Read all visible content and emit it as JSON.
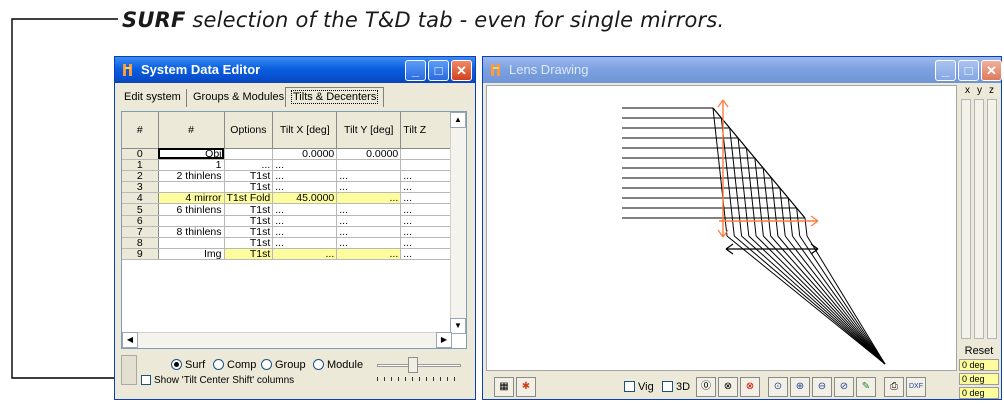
{
  "caption": {
    "bold": "SURF",
    "rest": " selection of the T&D tab - even for single mirrors."
  },
  "editor": {
    "title": "System Data Editor",
    "tabs": [
      "Edit system",
      "Groups & Modules",
      "Tilts & Decenters"
    ],
    "columns": [
      "#",
      "#",
      "Options",
      "Tilt X [deg]",
      "Tilt Y [deg]",
      "Tilt Z"
    ],
    "rows": [
      [
        "0",
        "Obj",
        "",
        "0.0000",
        "0.0000",
        ""
      ],
      [
        "1",
        "1",
        "...",
        "...",
        "",
        ""
      ],
      [
        "2",
        "2 thinlens",
        "T1st",
        "...",
        "...",
        "..."
      ],
      [
        "3",
        "",
        "T1st",
        "...",
        "...",
        "..."
      ],
      [
        "4",
        "4 mirror",
        "T1st Fold",
        "45.0000",
        "...",
        "..."
      ],
      [
        "5",
        "6 thinlens",
        "T1st",
        "...",
        "...",
        "..."
      ],
      [
        "6",
        "",
        "T1st",
        "...",
        "...",
        "..."
      ],
      [
        "7",
        "8 thinlens",
        "T1st",
        "...",
        "...",
        "..."
      ],
      [
        "8",
        "",
        "T1st",
        "...",
        "...",
        "..."
      ],
      [
        "9",
        "Img",
        "T1st",
        "...",
        "...",
        "..."
      ]
    ],
    "radios": [
      "Surf",
      "Comp",
      "Group",
      "Module"
    ],
    "selected_radio": "Surf",
    "checkbox_label": "Show 'Tilt Center Shift' columns"
  },
  "lens": {
    "title": "Lens Drawing",
    "axes": [
      "x",
      "y",
      "z"
    ],
    "reset_label": "Reset",
    "deg_values": [
      "0 deg",
      "0 deg",
      "0 deg"
    ],
    "toolbar": {
      "vig_label": "Vig",
      "threed_label": "3D"
    }
  },
  "colors": {
    "titlebar_active": "#0a5fe0",
    "highlight": "#fdfd9e",
    "chrome": "#ece9d8",
    "lens_element": "#ff7a3a"
  }
}
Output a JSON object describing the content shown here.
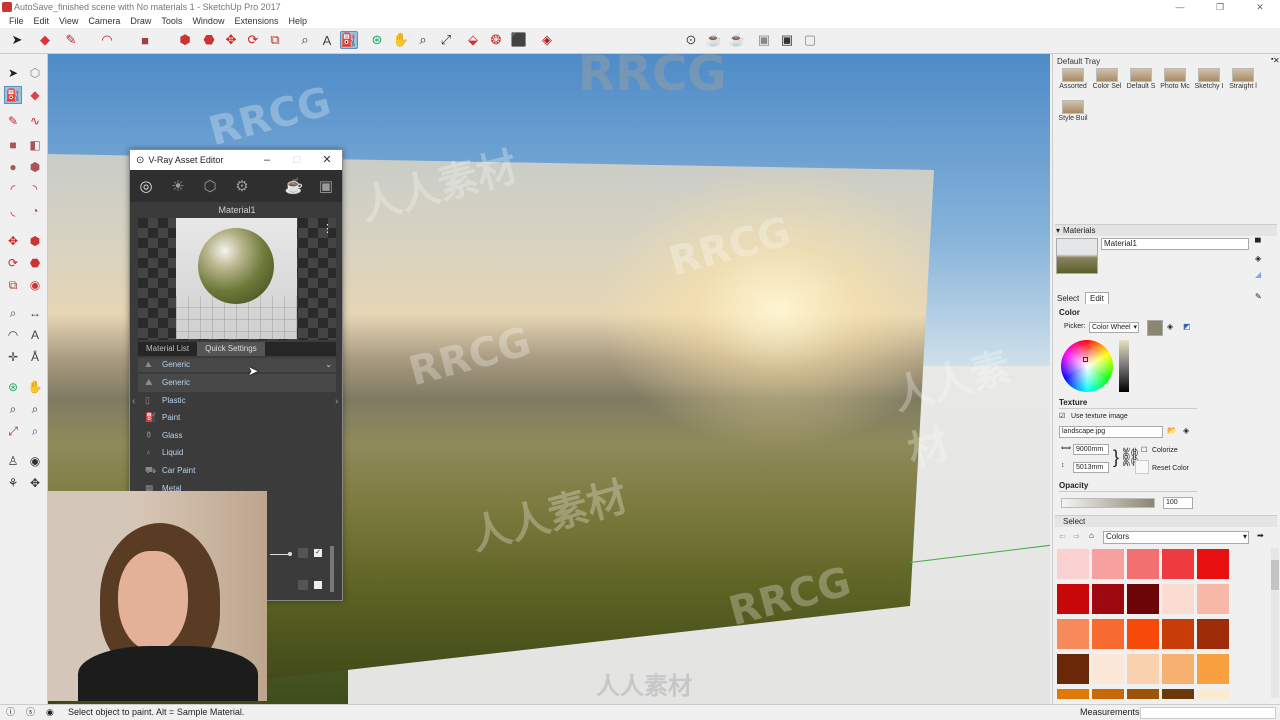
------------------------------------------------
### Exercise
Transcribe all the lines above exactly, apart from the pictures.

### Answer to the problem
Read all visible content and emit it as JSON.
{
  "caption": {
    "bold": "SURF",
    "rest": " selection of the T&D tab - even for single mirrors."
  },
  "editor": {
    "title": "System Data Editor",
    "tabs": [
      "Edit system",
      "Groups & Modules",
      "Tilts & Decenters"
    ],
    "columns": [
      "#",
      "#",
      "Options",
      "Tilt X [deg]",
      "Tilt Y [deg]",
      "Tilt Z"
    ],
    "rows": [
      [
        "0",
        "Obj",
        "",
        "0.0000",
        "0.0000",
        ""
      ],
      [
        "1",
        "1",
        "...",
        "...",
        "",
        ""
      ],
      [
        "2",
        "2 thinlens",
        "T1st",
        "...",
        "...",
        "..."
      ],
      [
        "3",
        "",
        "T1st",
        "...",
        "...",
        "..."
      ],
      [
        "4",
        "4 mirror",
        "T1st Fold",
        "45.0000",
        "...",
        "..."
      ],
      [
        "5",
        "6 thinlens",
        "T1st",
        "...",
        "...",
        "..."
      ],
      [
        "6",
        "",
        "T1st",
        "...",
        "...",
        "..."
      ],
      [
        "7",
        "8 thinlens",
        "T1st",
        "...",
        "...",
        "..."
      ],
      [
        "8",
        "",
        "T1st",
        "...",
        "...",
        "..."
      ],
      [
        "9",
        "Img",
        "T1st",
        "...",
        "...",
        "..."
      ]
    ],
    "radios": [
      "Surf",
      "Comp",
      "Group",
      "Module"
    ],
    "selected_radio": "Surf",
    "checkbox_label": "Show 'Tilt Center Shift' columns"
  },
  "lens": {
    "title": "Lens Drawing",
    "axes": [
      "x",
      "y",
      "z"
    ],
    "reset_label": "Reset",
    "deg_values": [
      "0 deg",
      "0 deg",
      "0 deg"
    ],
    "toolbar": {
      "vig_label": "Vig",
      "threed_label": "3D"
    }
  },
  "colors": {
    "titlebar_active": "#0a5fe0",
    "highlight": "#fdfd9e",
    "chrome": "#ece9d8",
    "lens_element": "#ff7a3a"
  }
}
Output a JSON object describing the content shown here.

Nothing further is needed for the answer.